**WHAT THE TASK ASKS:**
Everything in the listing except the pictures should be written out exactly.

**INPUT MATERIAL:**
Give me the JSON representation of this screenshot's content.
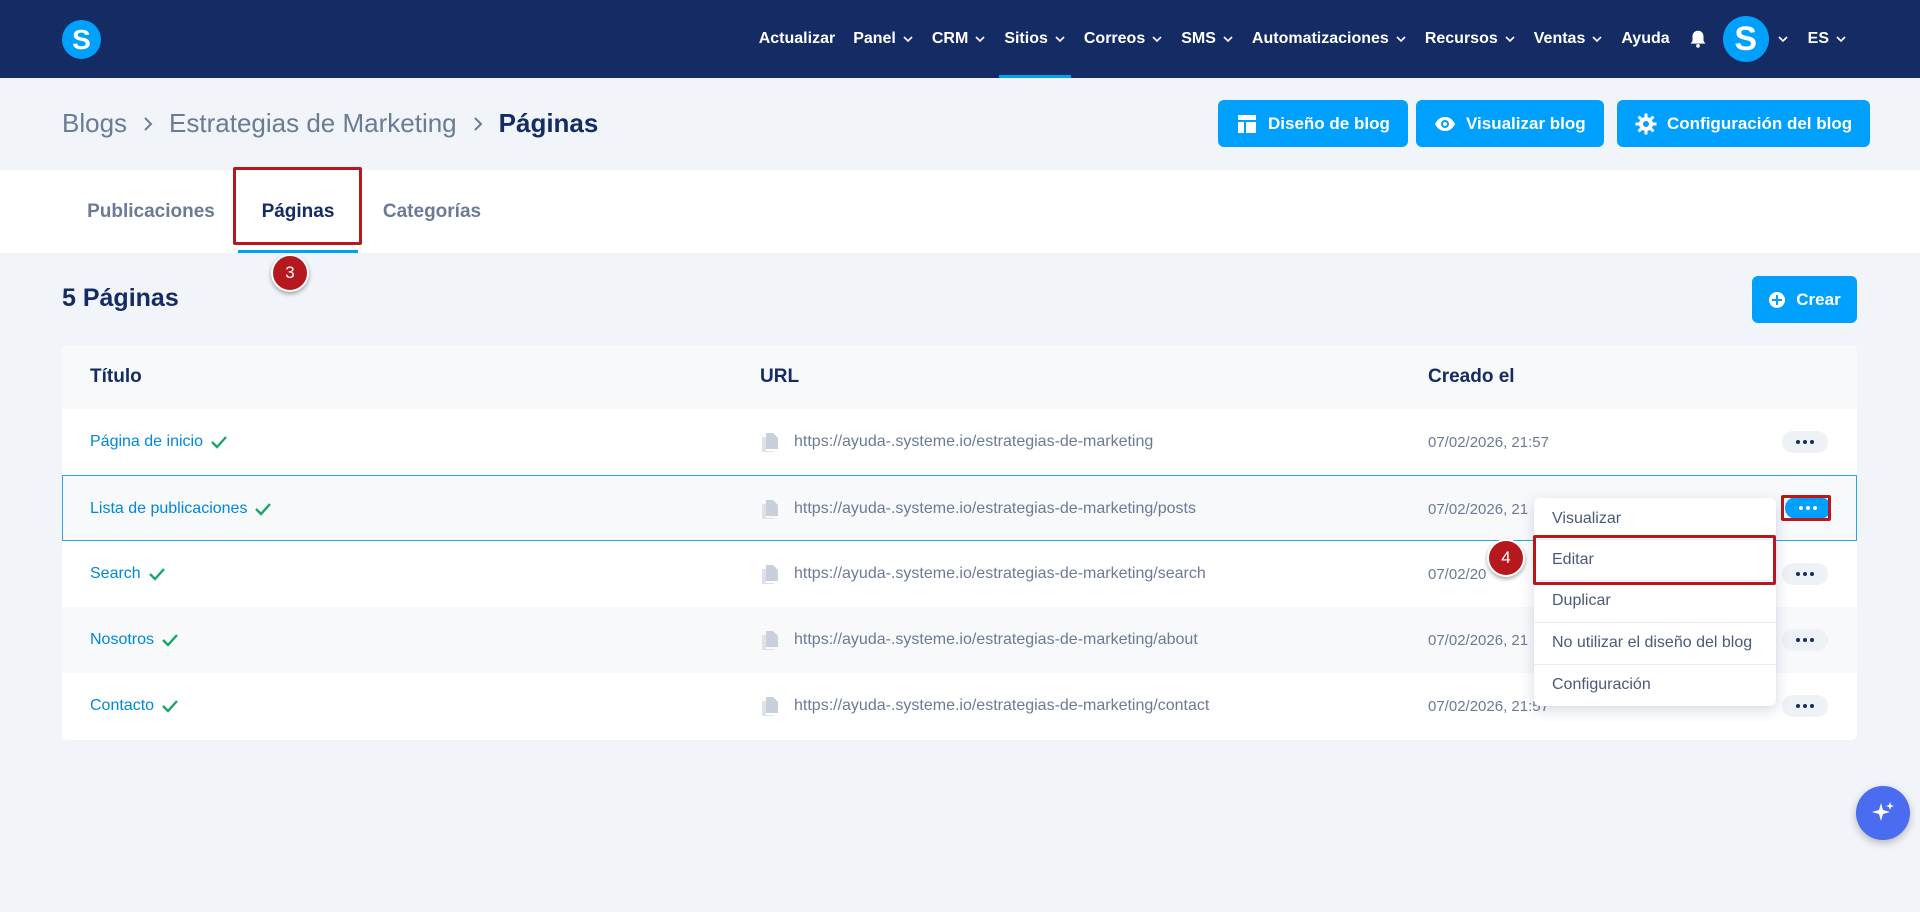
{
  "nav": {
    "logo_letter": "S",
    "items": [
      {
        "label": "Actualizar",
        "dropdown": false
      },
      {
        "label": "Panel",
        "dropdown": true
      },
      {
        "label": "CRM",
        "dropdown": true
      },
      {
        "label": "Sitios",
        "dropdown": true,
        "active": true
      },
      {
        "label": "Correos",
        "dropdown": true
      },
      {
        "label": "SMS",
        "dropdown": true
      },
      {
        "label": "Automatizaciones",
        "dropdown": true
      },
      {
        "label": "Recursos",
        "dropdown": true
      },
      {
        "label": "Ventas",
        "dropdown": true
      },
      {
        "label": "Ayuda",
        "dropdown": false
      }
    ],
    "avatar_letter": "S",
    "language": "ES"
  },
  "breadcrumb": {
    "items": [
      "Blogs",
      "Estrategias de Marketing"
    ],
    "current": "Páginas"
  },
  "header_buttons": {
    "design": "Diseño de blog",
    "view": "Visualizar blog",
    "settings": "Configuración del blog"
  },
  "tabs": [
    {
      "label": "Publicaciones",
      "active": false
    },
    {
      "label": "Páginas",
      "active": true
    },
    {
      "label": "Categorías",
      "active": false
    }
  ],
  "annotations": {
    "step_tab": "3",
    "step_menu": "4"
  },
  "page_count": "5 Páginas",
  "create_button": "Crear",
  "table": {
    "headers": {
      "title": "Título",
      "url": "URL",
      "created": "Creado el"
    },
    "rows": [
      {
        "title": "Página de inicio",
        "url": "https://ayuda-.systeme.io/estrategias-de-marketing",
        "created": "07/02/2026, 21:57"
      },
      {
        "title": "Lista de publicaciones",
        "url": "https://ayuda-.systeme.io/estrategias-de-marketing/posts",
        "created": "07/02/2026, 21"
      },
      {
        "title": "Search",
        "url": "https://ayuda-.systeme.io/estrategias-de-marketing/search",
        "created": "07/02/20"
      },
      {
        "title": "Nosotros",
        "url": "https://ayuda-.systeme.io/estrategias-de-marketing/about",
        "created": "07/02/2026, 21"
      },
      {
        "title": "Contacto",
        "url": "https://ayuda-.systeme.io/estrategias-de-marketing/contact",
        "created": "07/02/2026, 21:57"
      }
    ]
  },
  "row_menu": {
    "items": [
      "Visualizar",
      "Editar",
      "Duplicar",
      "No utilizar el diseño del blog",
      "Configuración"
    ]
  },
  "colors": {
    "navy": "#142c63",
    "accent": "#00a0ff",
    "highlight": "#b5191d",
    "check": "#1aa66a"
  }
}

**EXERCISE RESPONSE:**
Give me the JSON representation of this screenshot's content.
{
  "nav": {
    "logo_letter": "S",
    "items": [
      {
        "label": "Actualizar",
        "dropdown": false
      },
      {
        "label": "Panel",
        "dropdown": true
      },
      {
        "label": "CRM",
        "dropdown": true
      },
      {
        "label": "Sitios",
        "dropdown": true,
        "active": true
      },
      {
        "label": "Correos",
        "dropdown": true
      },
      {
        "label": "SMS",
        "dropdown": true
      },
      {
        "label": "Automatizaciones",
        "dropdown": true
      },
      {
        "label": "Recursos",
        "dropdown": true
      },
      {
        "label": "Ventas",
        "dropdown": true
      },
      {
        "label": "Ayuda",
        "dropdown": false
      }
    ],
    "avatar_letter": "S",
    "language": "ES"
  },
  "breadcrumb": {
    "items": [
      "Blogs",
      "Estrategias de Marketing"
    ],
    "current": "Páginas"
  },
  "header_buttons": {
    "design": "Diseño de blog",
    "view": "Visualizar blog",
    "settings": "Configuración del blog"
  },
  "tabs": [
    {
      "label": "Publicaciones",
      "active": false
    },
    {
      "label": "Páginas",
      "active": true
    },
    {
      "label": "Categorías",
      "active": false
    }
  ],
  "annotations": {
    "step_tab": "3",
    "step_menu": "4"
  },
  "page_count": "5 Páginas",
  "create_button": "Crear",
  "table": {
    "headers": {
      "title": "Título",
      "url": "URL",
      "created": "Creado el"
    },
    "rows": [
      {
        "title": "Página de inicio",
        "url": "https://ayuda-.systeme.io/estrategias-de-marketing",
        "created": "07/02/2026, 21:57"
      },
      {
        "title": "Lista de publicaciones",
        "url": "https://ayuda-.systeme.io/estrategias-de-marketing/posts",
        "created": "07/02/2026, 21"
      },
      {
        "title": "Search",
        "url": "https://ayuda-.systeme.io/estrategias-de-marketing/search",
        "created": "07/02/20"
      },
      {
        "title": "Nosotros",
        "url": "https://ayuda-.systeme.io/estrategias-de-marketing/about",
        "created": "07/02/2026, 21"
      },
      {
        "title": "Contacto",
        "url": "https://ayuda-.systeme.io/estrategias-de-marketing/contact",
        "created": "07/02/2026, 21:57"
      }
    ]
  },
  "row_menu": {
    "items": [
      "Visualizar",
      "Editar",
      "Duplicar",
      "No utilizar el diseño del blog",
      "Configuración"
    ]
  },
  "colors": {
    "navy": "#142c63",
    "accent": "#00a0ff",
    "highlight": "#b5191d",
    "check": "#1aa66a"
  }
}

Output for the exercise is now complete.